▼

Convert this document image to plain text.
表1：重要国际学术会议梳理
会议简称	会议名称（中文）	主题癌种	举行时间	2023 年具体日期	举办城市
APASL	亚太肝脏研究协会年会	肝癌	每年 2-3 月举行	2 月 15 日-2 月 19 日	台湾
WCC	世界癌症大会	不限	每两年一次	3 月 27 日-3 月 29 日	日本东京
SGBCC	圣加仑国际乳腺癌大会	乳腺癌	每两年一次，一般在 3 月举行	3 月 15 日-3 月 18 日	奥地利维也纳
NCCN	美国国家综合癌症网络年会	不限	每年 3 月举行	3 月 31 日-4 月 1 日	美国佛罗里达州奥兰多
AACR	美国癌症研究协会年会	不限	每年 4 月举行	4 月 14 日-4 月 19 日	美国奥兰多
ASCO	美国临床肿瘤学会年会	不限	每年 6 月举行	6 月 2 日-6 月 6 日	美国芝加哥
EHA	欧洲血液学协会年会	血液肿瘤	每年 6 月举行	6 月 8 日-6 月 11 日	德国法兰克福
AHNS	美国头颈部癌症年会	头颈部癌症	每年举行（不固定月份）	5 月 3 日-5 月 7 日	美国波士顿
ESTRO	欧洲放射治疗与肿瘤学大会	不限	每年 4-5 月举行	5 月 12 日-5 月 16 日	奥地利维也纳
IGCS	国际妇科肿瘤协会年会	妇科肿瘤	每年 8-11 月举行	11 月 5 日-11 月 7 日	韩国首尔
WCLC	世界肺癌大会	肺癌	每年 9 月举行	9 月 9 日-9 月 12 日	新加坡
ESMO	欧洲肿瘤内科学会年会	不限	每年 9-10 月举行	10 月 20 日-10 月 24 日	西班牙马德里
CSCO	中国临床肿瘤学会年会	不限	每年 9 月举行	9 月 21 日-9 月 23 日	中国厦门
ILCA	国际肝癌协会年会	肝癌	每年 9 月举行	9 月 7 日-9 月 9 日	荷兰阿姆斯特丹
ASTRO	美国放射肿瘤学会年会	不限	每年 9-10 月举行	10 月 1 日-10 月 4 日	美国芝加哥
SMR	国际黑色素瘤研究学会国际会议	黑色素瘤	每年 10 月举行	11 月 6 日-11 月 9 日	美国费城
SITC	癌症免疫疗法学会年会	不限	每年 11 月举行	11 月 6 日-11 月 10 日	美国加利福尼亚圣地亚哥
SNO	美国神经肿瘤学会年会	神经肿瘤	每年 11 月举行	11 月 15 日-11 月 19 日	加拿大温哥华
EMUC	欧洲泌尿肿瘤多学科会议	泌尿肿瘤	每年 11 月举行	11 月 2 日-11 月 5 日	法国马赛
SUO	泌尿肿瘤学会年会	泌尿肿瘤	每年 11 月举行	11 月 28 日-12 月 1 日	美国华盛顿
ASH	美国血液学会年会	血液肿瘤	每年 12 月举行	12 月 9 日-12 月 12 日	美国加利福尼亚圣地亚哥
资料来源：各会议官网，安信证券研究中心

▲

[Written exercise]
Write out the entire listing exactly.

[Finished answer]
Convert this document image to plain text.
表1：重要国际学术会议梳理
会议简称	会议名称（中文）	主题癌种	举行时间	2023 年具体日期	举办城市
APASL	亚太肝脏研究协会年会	肝癌	每年 2-3 月举行	2 月 15 日-2 月 19 日	台湾
WCC	世界癌症大会	不限	每两年一次	3 月 27 日-3 月 29 日	日本东京
SGBCC	圣加仑国际乳腺癌大会	乳腺癌	每两年一次，一般在 3 月举行	3 月 15 日-3 月 18 日	奥地利维也纳
NCCN	美国国家综合癌症网络年会	不限	每年 3 月举行	3 月 31 日-4 月 1 日	美国佛罗里达州奥兰多
AACR	美国癌症研究协会年会	不限	每年 4 月举行	4 月 14 日-4 月 19 日	美国奥兰多
ASCO	美国临床肿瘤学会年会	不限	每年 6 月举行	6 月 2 日-6 月 6 日	美国芝加哥
EHA	欧洲血液学协会年会	血液肿瘤	每年 6 月举行	6 月 8 日-6 月 11 日	德国法兰克福
AHNS	美国头颈部癌症年会	头颈部癌症	每年举行（不固定月份）	5 月 3 日-5 月 7 日	美国波士顿
ESTRO	欧洲放射治疗与肿瘤学大会	不限	每年 4-5 月举行	5 月 12 日-5 月 16 日	奥地利维也纳
IGCS	国际妇科肿瘤协会年会	妇科肿瘤	每年 8-11 月举行	11 月 5 日-11 月 7 日	韩国首尔
WCLC	世界肺癌大会	肺癌	每年 9 月举行	9 月 9 日-9 月 12 日	新加坡
ESMO	欧洲肿瘤内科学会年会	不限	每年 9-10 月举行	10 月 20 日-10 月 24 日	西班牙马德里
CSCO	中国临床肿瘤学会年会	不限	每年 9 月举行	9 月 21 日-9 月 23 日	中国厦门
ILCA	国际肝癌协会年会	肝癌	每年 9 月举行	9 月 7 日-9 月 9 日	荷兰阿姆斯特丹
ASTRO	美国放射肿瘤学会年会	不限	每年 9-10 月举行	10 月 1 日-10 月 4 日	美国芝加哥
SMR	国际黑色素瘤研究学会国际会议	黑色素瘤	每年 10 月举行	11 月 6 日-11 月 9 日	美国费城
SITC	癌症免疫疗法学会年会	不限	每年 11 月举行	11 月 6 日-11 月 10 日	美国加利福尼亚圣地亚哥
SNO	美国神经肿瘤学会年会	神经肿瘤	每年 11 月举行	11 月 15 日-11 月 19 日	加拿大温哥华
EMUC	欧洲泌尿肿瘤多学科会议	泌尿肿瘤	每年 11 月举行	11 月 2 日-11 月 5 日	法国马赛
SUO	泌尿肿瘤学会年会	泌尿肿瘤	每年 11 月举行	11 月 28 日-12 月 1 日	美国华盛顿
ASH	美国血液学会年会	血液肿瘤	每年 12 月举行	12 月 9 日-12 月 12 日	美国加利福尼亚圣地亚哥
资料来源：各会议官网，安信证券研究中心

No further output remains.